▶ [WHAT YOU ARE ASKED TO DO]
Quote all of the data that follows exactly as written, skipping the images.

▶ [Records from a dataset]
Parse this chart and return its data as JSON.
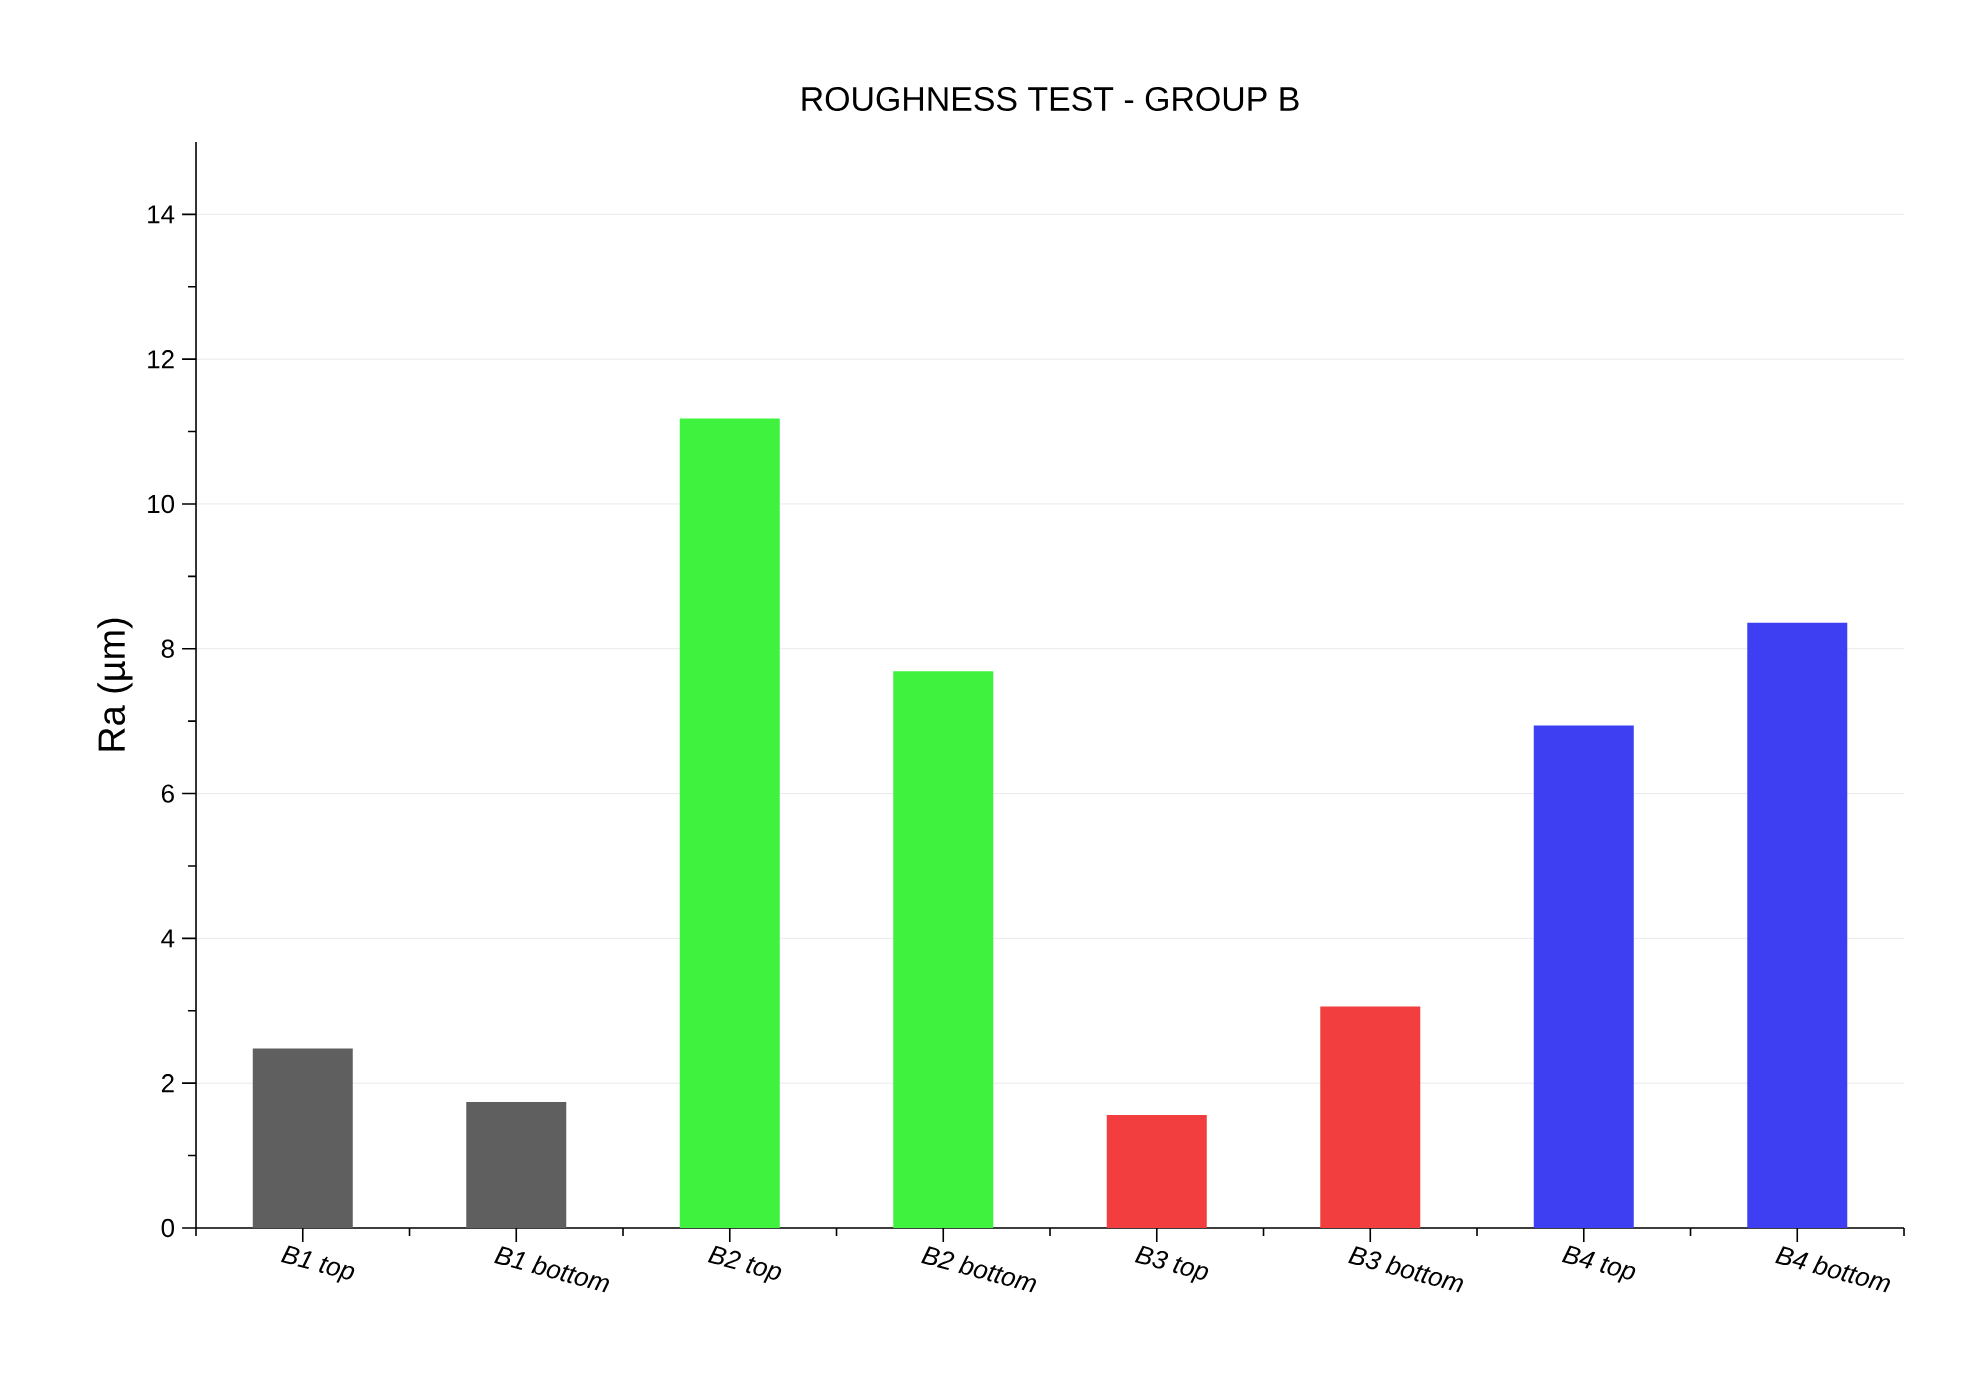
{
  "chart_data": {
    "type": "bar",
    "title": "ROUGHNESS TEST - GROUP B",
    "ylabel": "Ra (µm)",
    "categories": [
      "B1 top",
      "B1 bottom",
      "B2 top",
      "B2 bottom",
      "B3 top",
      "B3 bottom",
      "B4 top",
      "B4 bottom"
    ],
    "values": [
      2.48,
      1.74,
      11.18,
      7.69,
      1.56,
      3.06,
      6.94,
      8.36
    ],
    "colors": [
      "#5f5f5f",
      "#5f5f5f",
      "#3ef23e",
      "#3ef23e",
      "#f23e3e",
      "#f23e3e",
      "#3e3ef2",
      "#3e3ef2"
    ],
    "ylim": [
      0,
      15
    ],
    "yticks": [
      0,
      2,
      4,
      6,
      8,
      10,
      12,
      14
    ],
    "grid": "y"
  }
}
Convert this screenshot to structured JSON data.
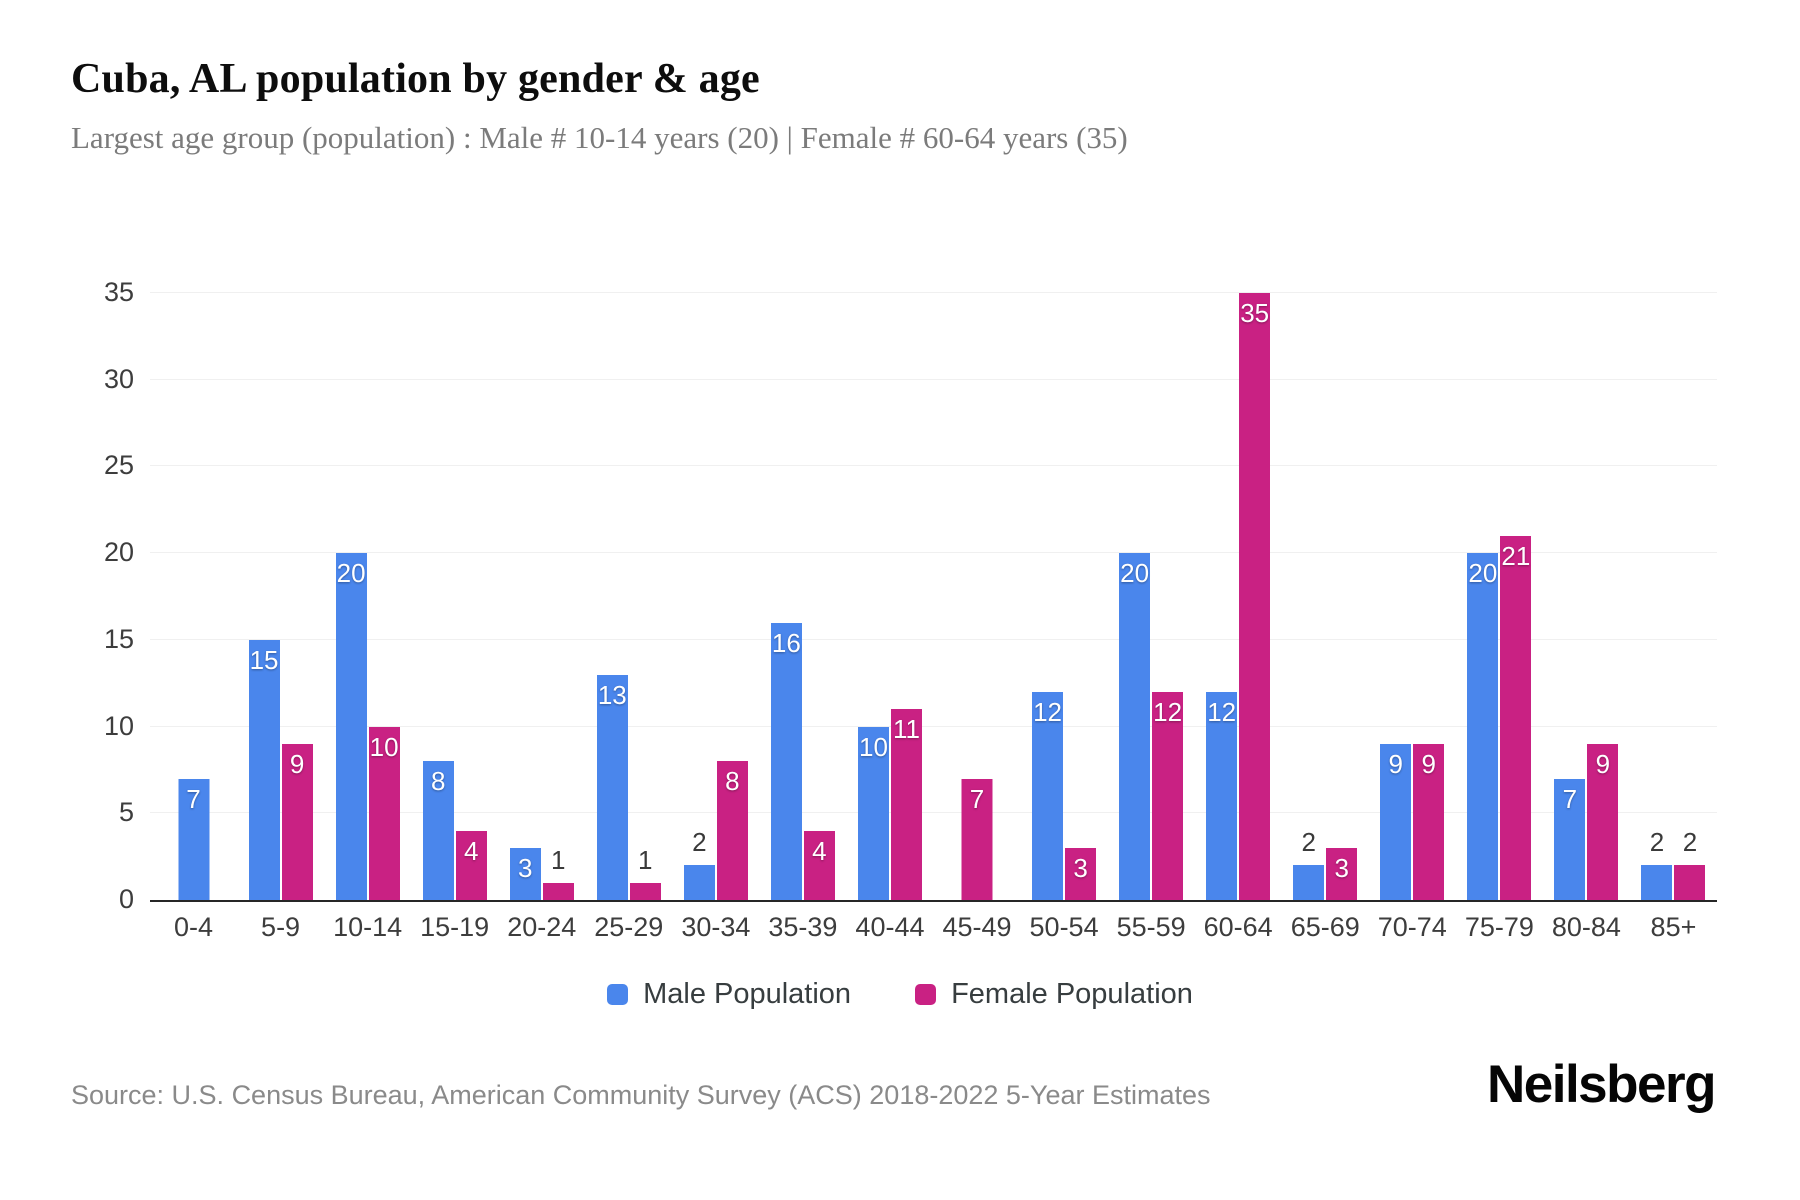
{
  "header": {
    "title": "Cuba, AL population by gender & age",
    "subtitle": "Largest age group (population) : Male # 10-14 years (20) | Female # 60-64 years (35)"
  },
  "chart_data": {
    "type": "bar",
    "categories": [
      "0-4",
      "5-9",
      "10-14",
      "15-19",
      "20-24",
      "25-29",
      "30-34",
      "35-39",
      "40-44",
      "45-49",
      "50-54",
      "55-59",
      "60-64",
      "65-69",
      "70-74",
      "75-79",
      "80-84",
      "85+"
    ],
    "series": [
      {
        "name": "Male Population",
        "color": "#4A86EC",
        "values": [
          7,
          15,
          20,
          8,
          3,
          13,
          2,
          16,
          10,
          0,
          12,
          20,
          12,
          2,
          9,
          20,
          7,
          2
        ]
      },
      {
        "name": "Female Population",
        "color": "#C92183",
        "values": [
          0,
          9,
          10,
          4,
          1,
          1,
          8,
          4,
          11,
          7,
          3,
          12,
          35,
          3,
          9,
          21,
          9,
          2
        ]
      }
    ],
    "title": "Cuba, AL population by gender & age",
    "xlabel": "",
    "ylabel": "",
    "ylim": [
      0,
      35
    ],
    "yticks": [
      0,
      5,
      10,
      15,
      20,
      25,
      30,
      35
    ],
    "grid": "horizontal",
    "legend_position": "bottom",
    "data_labels": "inside when value >= 3, above bar when value <= 2, bars with value 0 omitted"
  },
  "legend": {
    "male_label": "Male Population",
    "female_label": "Female Population"
  },
  "colors": {
    "male": "#4A86EC",
    "female": "#C92183",
    "gridline": "#f0f0f0",
    "axis_line": "#262626",
    "title_text": "#0d0d0d",
    "subtitle_text": "#7b7b7b",
    "tick_text": "#3d3d3d",
    "source_text": "#8a8a8a"
  },
  "footer": {
    "source": "Source: U.S. Census Bureau, American Community Survey (ACS) 2018-2022 5-Year Estimates",
    "logo": "Neilsberg"
  }
}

▶ [FINISHED TASK]
Parse this chart and return its data as JSON.
{
  "chart_data": {
    "type": "bar",
    "title": "ROUGHNESS TEST - GROUP B",
    "ylabel": "Ra (µm)",
    "categories": [
      "B1 top",
      "B1 bottom",
      "B2 top",
      "B2 bottom",
      "B3 top",
      "B3 bottom",
      "B4 top",
      "B4 bottom"
    ],
    "values": [
      2.48,
      1.74,
      11.18,
      7.69,
      1.56,
      3.06,
      6.94,
      8.36
    ],
    "colors": [
      "#5f5f5f",
      "#5f5f5f",
      "#3ef23e",
      "#3ef23e",
      "#f23e3e",
      "#f23e3e",
      "#3e3ef2",
      "#3e3ef2"
    ],
    "ylim": [
      0,
      15
    ],
    "yticks": [
      0,
      2,
      4,
      6,
      8,
      10,
      12,
      14
    ],
    "grid": "y"
  }
}
Convert this screenshot to structured JSON data.
{
  "header": {
    "title": "Cuba, AL population by gender & age",
    "subtitle": "Largest age group (population) : Male # 10-14 years (20) | Female # 60-64 years (35)"
  },
  "chart_data": {
    "type": "bar",
    "categories": [
      "0-4",
      "5-9",
      "10-14",
      "15-19",
      "20-24",
      "25-29",
      "30-34",
      "35-39",
      "40-44",
      "45-49",
      "50-54",
      "55-59",
      "60-64",
      "65-69",
      "70-74",
      "75-79",
      "80-84",
      "85+"
    ],
    "series": [
      {
        "name": "Male Population",
        "color": "#4A86EC",
        "values": [
          7,
          15,
          20,
          8,
          3,
          13,
          2,
          16,
          10,
          0,
          12,
          20,
          12,
          2,
          9,
          20,
          7,
          2
        ]
      },
      {
        "name": "Female Population",
        "color": "#C92183",
        "values": [
          0,
          9,
          10,
          4,
          1,
          1,
          8,
          4,
          11,
          7,
          3,
          12,
          35,
          3,
          9,
          21,
          9,
          2
        ]
      }
    ],
    "title": "Cuba, AL population by gender & age",
    "xlabel": "",
    "ylabel": "",
    "ylim": [
      0,
      35
    ],
    "yticks": [
      0,
      5,
      10,
      15,
      20,
      25,
      30,
      35
    ],
    "grid": "horizontal",
    "legend_position": "bottom",
    "data_labels": "inside when value >= 3, above bar when value <= 2, bars with value 0 omitted"
  },
  "legend": {
    "male_label": "Male Population",
    "female_label": "Female Population"
  },
  "colors": {
    "male": "#4A86EC",
    "female": "#C92183",
    "gridline": "#f0f0f0",
    "axis_line": "#262626",
    "title_text": "#0d0d0d",
    "subtitle_text": "#7b7b7b",
    "tick_text": "#3d3d3d",
    "source_text": "#8a8a8a"
  },
  "footer": {
    "source": "Source: U.S. Census Bureau, American Community Survey (ACS) 2018-2022 5-Year Estimates",
    "logo": "Neilsberg"
  }
}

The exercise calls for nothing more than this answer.